-- START Records to process --

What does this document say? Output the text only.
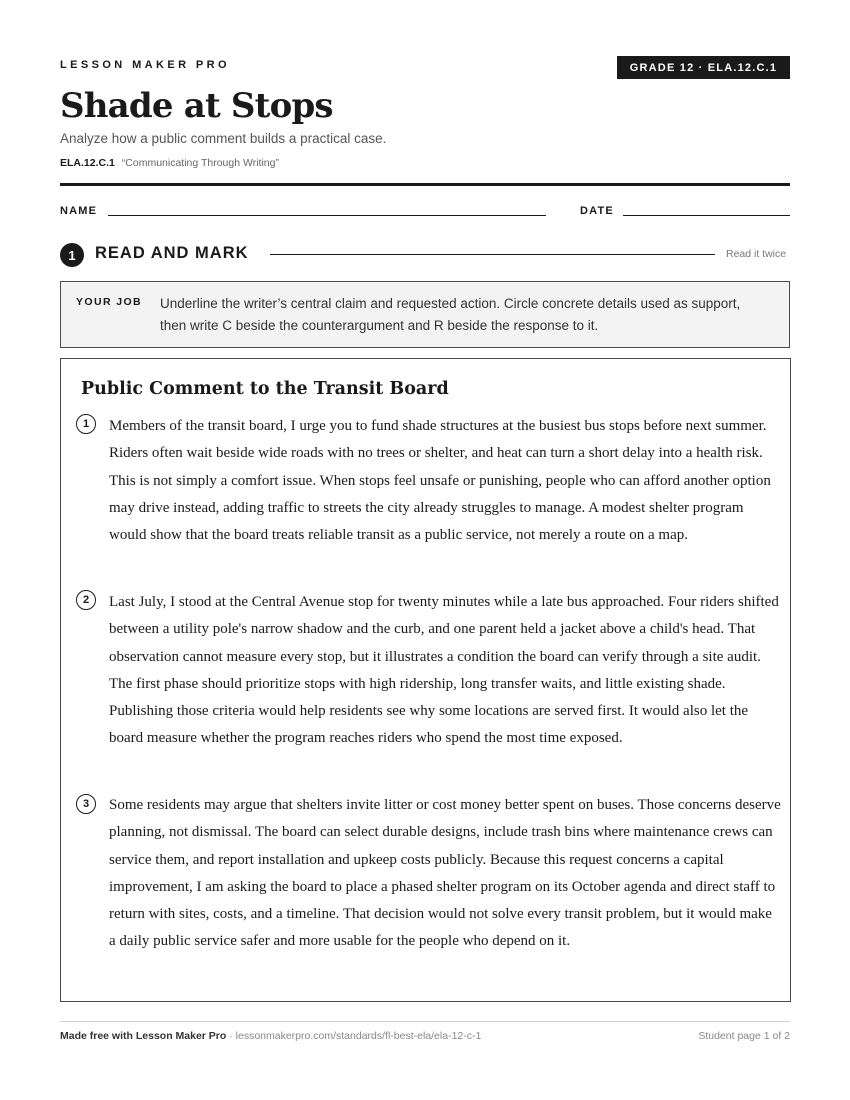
LESSON MAKER PRO	GRADE 12 · ELA.12.C.1
Shade at Stops
Analyze how a public comment builds a practical case.
ELA.12.C.1 “Communicating Through Writing”
NAME	DATE
1	READ AND MARK	Read it twice
YOUR JOB Underline the writer’s central claim and requested action. Circle concrete details used as support, then write C beside the counterargument and R beside the response to it.
Public Comment to the Transit Board
1	Members of the transit board, I urge you to fund shade structures at the busiest bus stops before next summer. Riders often wait beside wide roads with no trees or shelter, and heat can turn a short delay into a health risk. This is not simply a comfort issue. When stops feel unsafe or punishing, people who can afford another option may drive instead, adding traffic to streets the city already struggles to manage. A modest shelter program would show that the board treats reliable transit as a public service, not merely a route on a map.

2	Last July, I stood at the Central Avenue stop for twenty minutes while a late bus approached. Four riders shifted between a utility pole's narrow shadow and the curb, and one parent held a jacket above a child's head. That observation cannot measure every stop, but it illustrates a condition the board can verify through a site audit. The first phase should prioritize stops with high ridership, long transfer waits, and little existing shade. Publishing those criteria would help residents see why some locations are served first. It would also let the board measure whether the program reaches riders who spend the most time exposed.

3	Some residents may argue that shelters invite litter or cost money better spent on buses. Those concerns deserve planning, not dismissal. The board can select durable designs, include trash bins where maintenance crews can service them, and report installation and upkeep costs publicly. Because this request concerns a capital improvement, I am asking the board to place a phased shelter program on its October agenda and direct staff to return with sites, costs, and a timeline. That decision would not solve every transit problem, but it would make a daily public service safer and more usable for the people who depend on it.

Made free with Lesson Maker Pro · lessonmakerpro.com/standards/fl-best-ela/ela-12-c-1	Student page 1 of 2
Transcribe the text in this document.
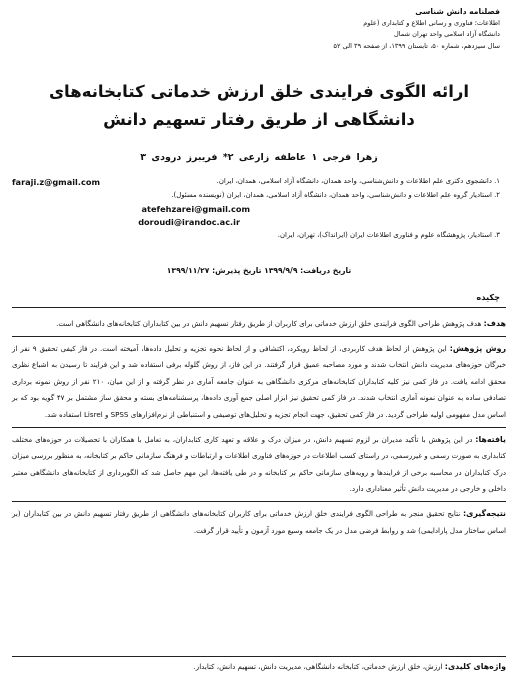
فصلنامه دانش شناسی
اطلاعات؛ فناوری و رسانی اطلاع و کتابداری (علوم
دانشگاه آزاد اسلامی واحد تهران شمال
سال سیزدهم، شماره ۵۰، تابستان ۱۳۹۹، از صفحه ۳۹ الی ۵۲
ارائه الگوی فرایندی خلق ارزش خدماتی کتابخانه‌های دانشگاهی از طریق رفتار تسهیم دانش
زهرا فرجی ۱ عاطفه زارعی ۲* فریبرز درودی ۳
۱. دانشجوی دکتری علم اطلاعات و دانش‌شناسی، واحد همدان، دانشگاه آزاد اسلامی، همدان، ایران.
faraji.z@gmail.com
۲. استادیار گروه علم اطلاعات و دانش‌شناسی، واحد همدان، دانشگاه آزاد اسلامی، همدان، ایران (نویسنده مسئول).
atefehzarei@gmail.com
۳. استادیار، پژوهشگاه علوم و فناوری اطلاعات ایران (ایرانداک)، تهران، ایران.
doroudi@irandoc.ac.ir
تاریخ دریافت: ۱۳۹۹/۹/۹ تاریخ پذیرش: ۱۳۹۹/۱۱/۲۷
چکیده

هدف: هدف پژوهش طراحی الگوی فرایندی خلق ارزش خدماتی برای کاربران از طریق رفتار تسهیم دانش در بین کتابداران کتابخانه‌های دانشگاهی است.

روش پژوهش: این پژوهش از لحاظ هدف کاربردی، از لحاظ رویکرد، اکتشافی و از لحاظ نحوه تجزیه و تحلیل داده‌ها، آمیخته است. در فاز کیفی تحقیق ۹ نفر از خبرگان حوزه‌های مدیریت دانش انتخاب شدند و مورد مصاحبه عمیق قرار گرفتند. در این فاز، از روش گلوله برفی استفاده شد و این فرایند تا رسیدن به اشباع نظری محقق ادامه یافت. در فاز کمی نیز کلیه کتابداران کتابخانه‌های مرکزی دانشگاهی به عنوان جامعه آماری در نظر گرفته و از این میان، ۲۱۰ نفر از روش نمونه برداری تصادفی ساده به عنوان نمونه آماری انتخاب شدند. در فاز کمی تحقیق نیز ابزار اصلی جمع آوری داده‌ها، پرسشنامه‌های بسته و محقق ساز مشتمل بر ۴۷ گویه بود که بر اساس مدل مفهومی اولیه طراحی گردید. در فاز کمی تحقیق، جهت انجام تجزیه و تحلیل‌های توصیفی و استنباطی از نرم‌افزارهای SPSS و Lisrel استفاده شد.

یافته‌ها: در این پژوهش با تأکید مدیران بر لزوم تسهیم دانش، در میزان درک و علاقه و تعهد کاری کتابداران، به تعامل با همکاران با تحصیلات در حوزه‌های مختلف کتابداری به صورت رسمی و غیررسمی، در راستای کسب اطلاعات در حوزه‌های فناوری اطلاعات و ارتباطات و فرهنگ سازمانی حاکم بر کتابخانه، به منظور بررسی میزان درک کتابداران در محاسبه برخی از فرایندها و رویه‌های سازمانی حاکم بر کتابخانه و در طی یافته‌ها، این مهم حاصل شد که الگوبرداری از کتابخانه‌های دانشگاهی معتبر داخلی و خارجی در مدیریت دانش تأثیر معناداری دارد.

نتیجه‌گیری: نتایج تحقیق منجر به طراحی الگوی فرایندی خلق ارزش خدماتی برای کاربران کتابخانه‌های دانشگاهی از طریق رفتار تسهیم دانش در بین کتابداران (بر اساس ساختار مدل پارادایمی) شد و روابط فرضی مدل در یک جامعه وسیع مورد آزمون و تأیید قرار گرفت.

واژه‌های کلیدی: ارزش، خلق ارزش خدماتی، کتابخانه دانشگاهی، مدیریت دانش، تسهیم دانش، کتابدار.
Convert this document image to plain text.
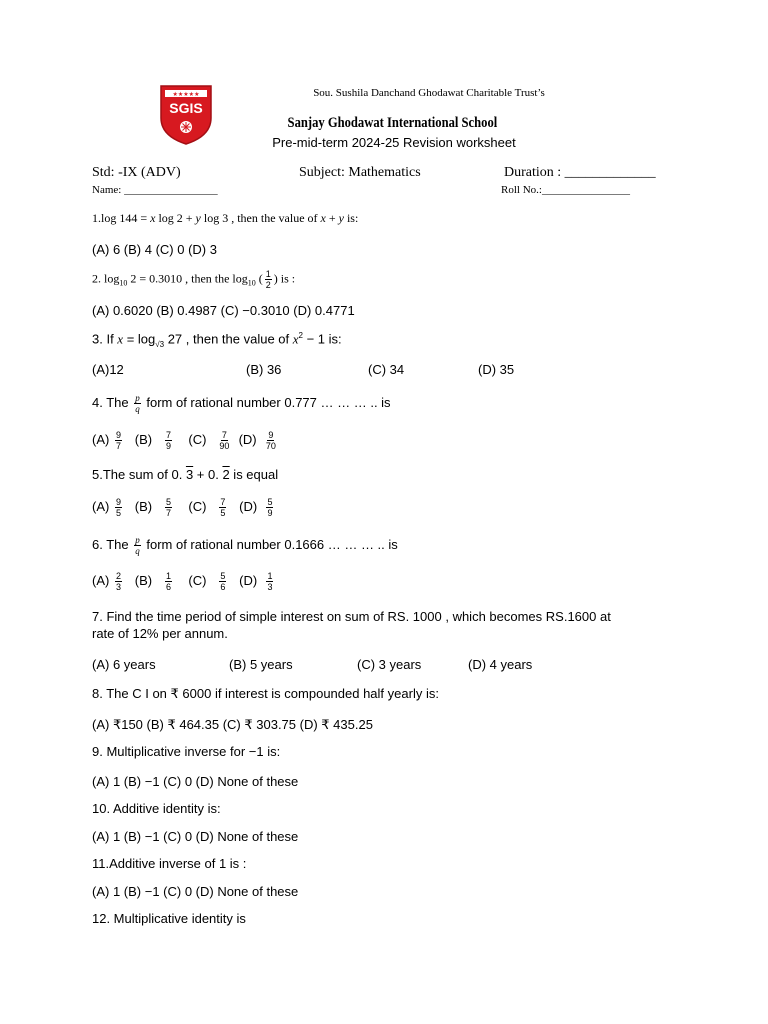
★★★★★
SGIS
Sou. Sushila Danchand Ghodawat Charitable Trust’s
Sanjay Ghodawat International School
Pre-mid-term 2024-25 Revision worksheet
Std: -IX (ADV)	Subject: Mathematics	Duration : _____________
Name: _________________	Roll No.:________________
1.log 144 = x log 2 + y log 3 , then the value of x + y is:
(A) 6 (B) 4 (C) 0 (D) 3
2. $\log_{10} 2 = 0.3010$ , then the $\log_{10}$ ( $\frac{1}{2}$ ) is :
(A) 0.6020 (B) 0.4987 (C) −0.3010 (D) 0.4771
3. If $x = \log_{√3} 27$ , then the value of $x^2 - 1$ is:
(A)12	(B) 36	(C) 34	(D) 35
4. The $\frac{p}{q}$ form of rational number 0.777 … … … .. is
$(A) \frac{9}{7} (B) \frac{7}{9} (C) \frac{7}{90} (D) \frac{9}{70}$
5.The sum of 0. 3 + 0. 2 is equal
$(A) \frac{9}{5} (B) \frac{5}{7} (C) \frac{7}{5} (D) \frac{5}{9}$
6. The $\frac{p}{q}$ form of rational number 0.1666 … … … .. is
$(A) \frac{2}{3} (B) \frac{1}{6} (C) \frac{5}{6} (D) \frac{1}{3}$
7. Find the time period of simple interest on sum of RS. 1000 , which becomes RS.1600 at
rate of 12% per annum.
(A) 6 years	(B) 5 years	(C) 3 years	(D) 4 years
8. The C I on ₹ 6000 if interest is compounded half yearly is:
(A) ₹150 (B) ₹ 464.35 (C) ₹ 303.75 (D) ₹ 435.25
9. Multiplicative inverse for −1 is:
(A) 1 (B) −1 (C) 0 (D) None of these
10. Additive identity is:
(A) 1 (B) −1 (C) 0 (D) None of these
11.Additive inverse of 1 is :
(A) 1 (B) −1 (C) 0 (D) None of these
12. Multiplicative identity is
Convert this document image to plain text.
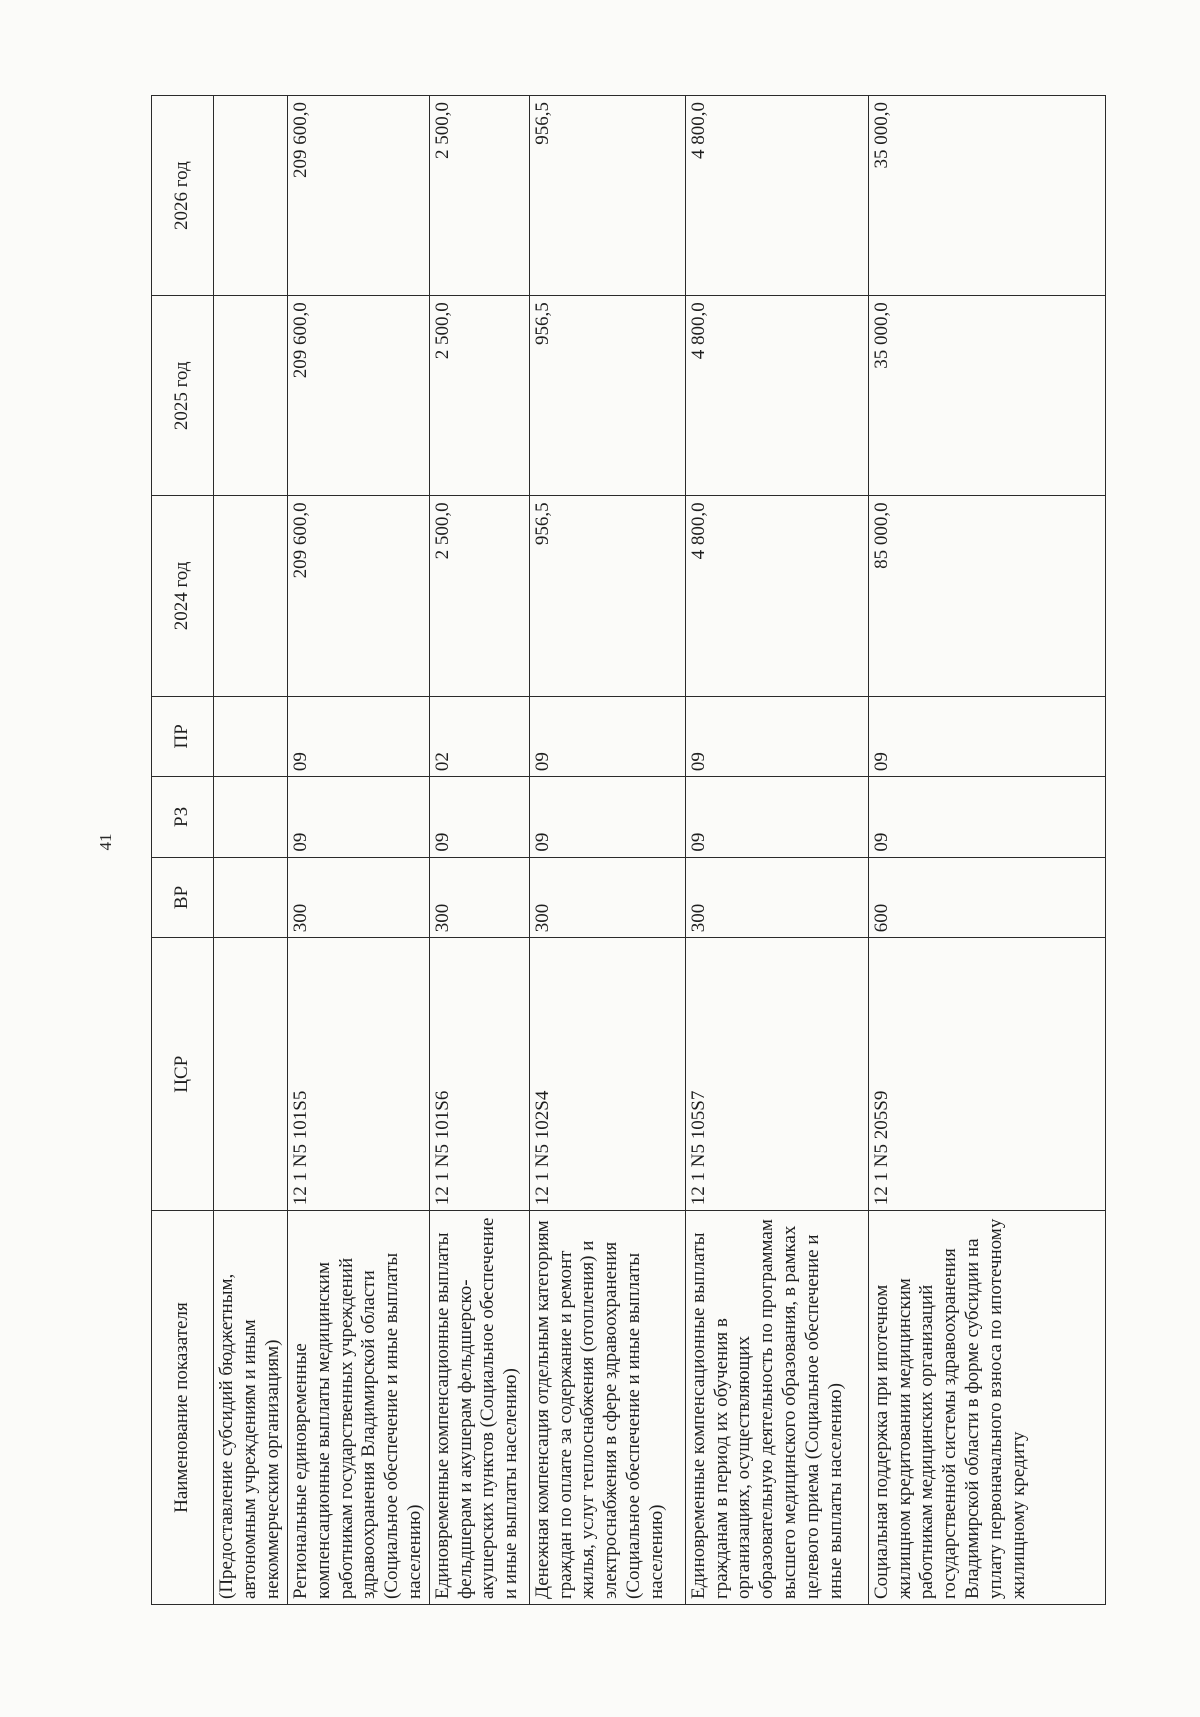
41
Наименование показателя	ЦСР	ВР	РЗ	ПР	2024 год	2025 год	2026 год
(Предоставление субсидий бюджетным, автономным учреждениям и иным некоммерческим организациям)							
Региональные единовременные компенсационные выплаты медицинским работникам государственных учреждений здравоохранения Владимирской области (Социальное обеспечение и иные выплаты населению)	12 1 N5 101S5	300	09	09	209 600,0	209 600,0	209 600,0
Единовременные компенсационные выплаты фельдшерам и акушерам фельдшерско-акушерских пунктов (Социальное обеспечение и иные выплаты населению)	12 1 N5 101S6	300	09	02	2 500,0	2 500,0	2 500,0
Денежная компенсация отдельным категориям граждан по оплате за содержание и ремонт жилья, услуг теплоснабжения (отопления) и электроснабжения в сфере здравоохранения (Социальное обеспечение и иные выплаты населению)	12 1 N5 102S4	300	09	09	956,5	956,5	956,5
Единовременные компенсационные выплаты гражданам в период их обучения в организациях, осуществляющих образовательную деятельность по программам высшего медицинского образования, в рамках целевого приема (Социальное обеспечение и иные выплаты населению)	12 1 N5 105S7	300	09	09	4 800,0	4 800,0	4 800,0
Социальная поддержка при ипотечном жилищном кредитовании медицинским работникам медицинских организаций государственной системы здравоохранения Владимирской области в форме субсидии на уплату первоначального взноса по ипотечному жилищному кредиту	12 1 N5 205S9	600	09	09	85 000,0	35 000,0	35 000,0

-- END Records to process --

Exercise description – Search the data for the string "gmail" and copy each line where it appears.

The result –
faraji.z@gmail.com
atefehzarei@gmail.com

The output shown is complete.